(Written instruction) Reproduce the entries word for word, and omit any picture you find in them.
:: Dataset rows
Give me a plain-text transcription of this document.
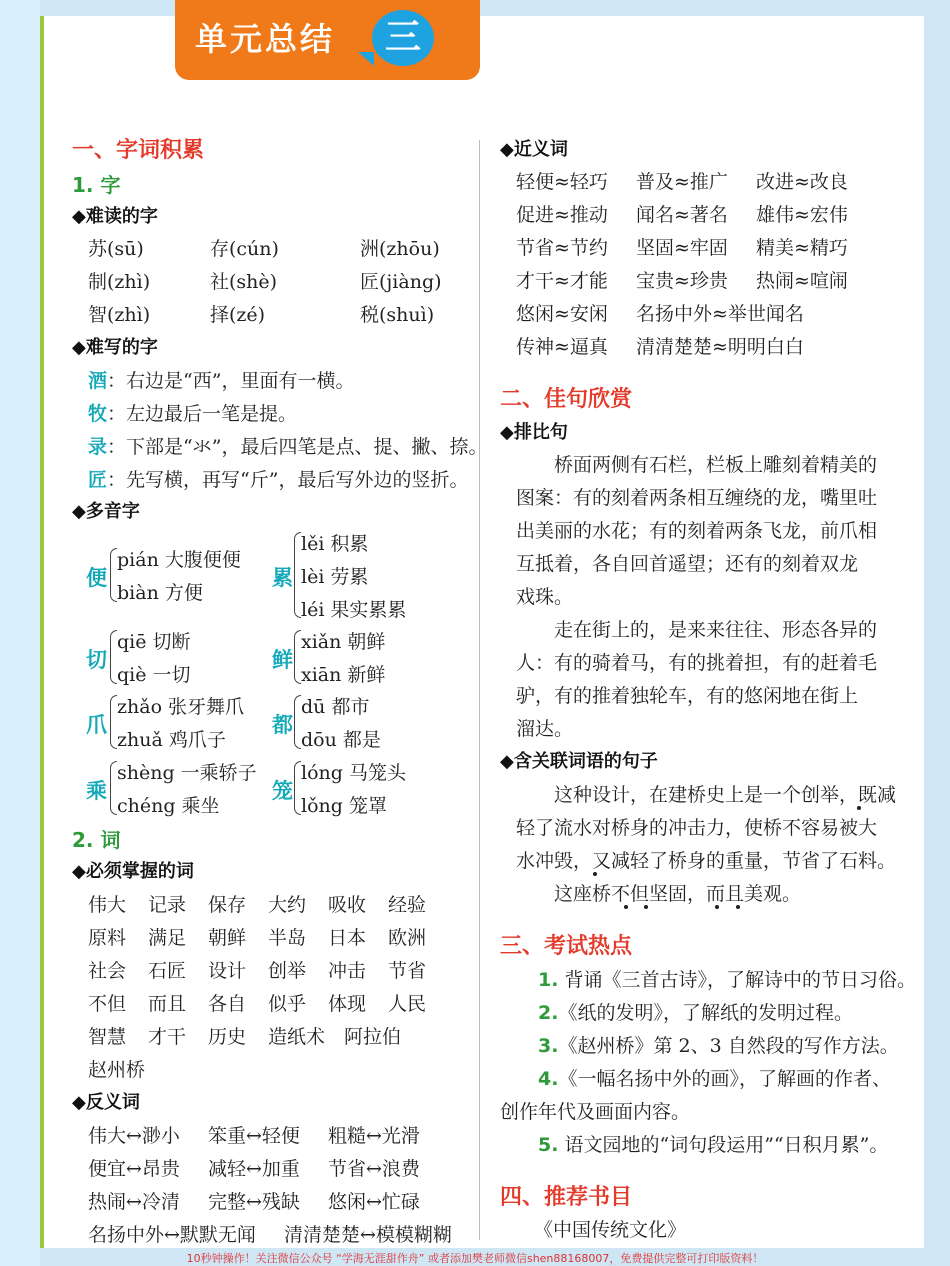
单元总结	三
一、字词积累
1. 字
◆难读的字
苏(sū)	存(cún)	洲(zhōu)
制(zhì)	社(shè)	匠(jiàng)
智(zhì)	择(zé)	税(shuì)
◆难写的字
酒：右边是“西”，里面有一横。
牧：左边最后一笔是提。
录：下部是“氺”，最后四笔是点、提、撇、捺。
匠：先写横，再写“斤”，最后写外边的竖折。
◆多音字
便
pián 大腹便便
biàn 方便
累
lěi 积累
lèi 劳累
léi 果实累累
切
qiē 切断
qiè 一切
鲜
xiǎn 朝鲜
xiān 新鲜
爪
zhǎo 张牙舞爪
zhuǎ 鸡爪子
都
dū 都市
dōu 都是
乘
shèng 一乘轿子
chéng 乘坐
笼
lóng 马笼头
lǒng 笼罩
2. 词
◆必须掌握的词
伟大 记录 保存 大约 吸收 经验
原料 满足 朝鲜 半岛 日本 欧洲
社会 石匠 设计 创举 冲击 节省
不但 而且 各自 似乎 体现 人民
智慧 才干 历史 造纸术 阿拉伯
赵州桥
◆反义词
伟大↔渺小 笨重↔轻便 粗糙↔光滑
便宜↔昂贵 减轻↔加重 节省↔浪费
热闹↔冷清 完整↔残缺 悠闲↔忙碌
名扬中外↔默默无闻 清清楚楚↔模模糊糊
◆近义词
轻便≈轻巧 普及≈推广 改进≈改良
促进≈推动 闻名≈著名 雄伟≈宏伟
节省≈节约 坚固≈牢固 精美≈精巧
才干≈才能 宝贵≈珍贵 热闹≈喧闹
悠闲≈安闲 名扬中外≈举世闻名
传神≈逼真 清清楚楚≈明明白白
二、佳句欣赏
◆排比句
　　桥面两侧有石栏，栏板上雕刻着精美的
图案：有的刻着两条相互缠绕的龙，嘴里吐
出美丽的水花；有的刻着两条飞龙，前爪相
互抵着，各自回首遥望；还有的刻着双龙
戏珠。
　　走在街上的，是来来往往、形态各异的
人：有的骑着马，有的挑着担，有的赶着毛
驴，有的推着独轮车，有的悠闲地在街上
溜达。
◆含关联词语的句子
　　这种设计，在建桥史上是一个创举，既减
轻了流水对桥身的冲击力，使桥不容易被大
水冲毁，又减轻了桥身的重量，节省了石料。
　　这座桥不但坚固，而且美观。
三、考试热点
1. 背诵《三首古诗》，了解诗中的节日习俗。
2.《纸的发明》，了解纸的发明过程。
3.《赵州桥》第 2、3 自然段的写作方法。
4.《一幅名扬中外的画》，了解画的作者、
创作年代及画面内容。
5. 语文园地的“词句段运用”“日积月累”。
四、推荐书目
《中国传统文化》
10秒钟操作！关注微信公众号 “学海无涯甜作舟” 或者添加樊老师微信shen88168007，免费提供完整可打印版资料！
::::
(The response)
Give me a plain-text transcription of this document.
单元总结	三
一、字词积累
1. 字
◆难读的字
苏(sū)	存(cún)	洲(zhōu)
制(zhì)	社(shè)	匠(jiàng)
智(zhì)	择(zé)	税(shuì)
◆难写的字
酒：右边是“西”，里面有一横。
牧：左边最后一笔是提。
录：下部是“氺”，最后四笔是点、提、撇、捺。
匠：先写横，再写“斤”，最后写外边的竖折。
◆多音字
便
pián 大腹便便
biàn 方便
累
lěi 积累
lèi 劳累
léi 果实累累
切
qiē 切断
qiè 一切
鲜
xiǎn 朝鲜
xiān 新鲜
爪
zhǎo 张牙舞爪
zhuǎ 鸡爪子
都
dū 都市
dōu 都是
乘
shèng 一乘轿子
chéng 乘坐
笼
lóng 马笼头
lǒng 笼罩
2. 词
◆必须掌握的词
伟大 记录 保存 大约 吸收 经验
原料 满足 朝鲜 半岛 日本 欧洲
社会 石匠 设计 创举 冲击 节省
不但 而且 各自 似乎 体现 人民
智慧 才干 历史 造纸术 阿拉伯
赵州桥
◆反义词
伟大↔渺小 笨重↔轻便 粗糙↔光滑
便宜↔昂贵 减轻↔加重 节省↔浪费
热闹↔冷清 完整↔残缺 悠闲↔忙碌
名扬中外↔默默无闻 清清楚楚↔模模糊糊
◆近义词
轻便≈轻巧 普及≈推广 改进≈改良
促进≈推动 闻名≈著名 雄伟≈宏伟
节省≈节约 坚固≈牢固 精美≈精巧
才干≈才能 宝贵≈珍贵 热闹≈喧闹
悠闲≈安闲 名扬中外≈举世闻名
传神≈逼真 清清楚楚≈明明白白
二、佳句欣赏
◆排比句
　　桥面两侧有石栏，栏板上雕刻着精美的
图案：有的刻着两条相互缠绕的龙，嘴里吐
出美丽的水花；有的刻着两条飞龙，前爪相
互抵着，各自回首遥望；还有的刻着双龙
戏珠。
　　走在街上的，是来来往往、形态各异的
人：有的骑着马，有的挑着担，有的赶着毛
驴，有的推着独轮车，有的悠闲地在街上
溜达。
◆含关联词语的句子
　　这种设计，在建桥史上是一个创举，既减
轻了流水对桥身的冲击力，使桥不容易被大
水冲毁，又减轻了桥身的重量，节省了石料。
　　这座桥不但坚固，而且美观。
三、考试热点
1. 背诵《三首古诗》，了解诗中的节日习俗。
2.《纸的发明》，了解纸的发明过程。
3.《赵州桥》第 2、3 自然段的写作方法。
4.《一幅名扬中外的画》，了解画的作者、
创作年代及画面内容。
5. 语文园地的“词句段运用”“日积月累”。
四、推荐书目
《中国传统文化》
10秒钟操作！关注微信公众号 “学海无涯甜作舟” 或者添加樊老师微信shen88168007，免费提供完整可打印版资料！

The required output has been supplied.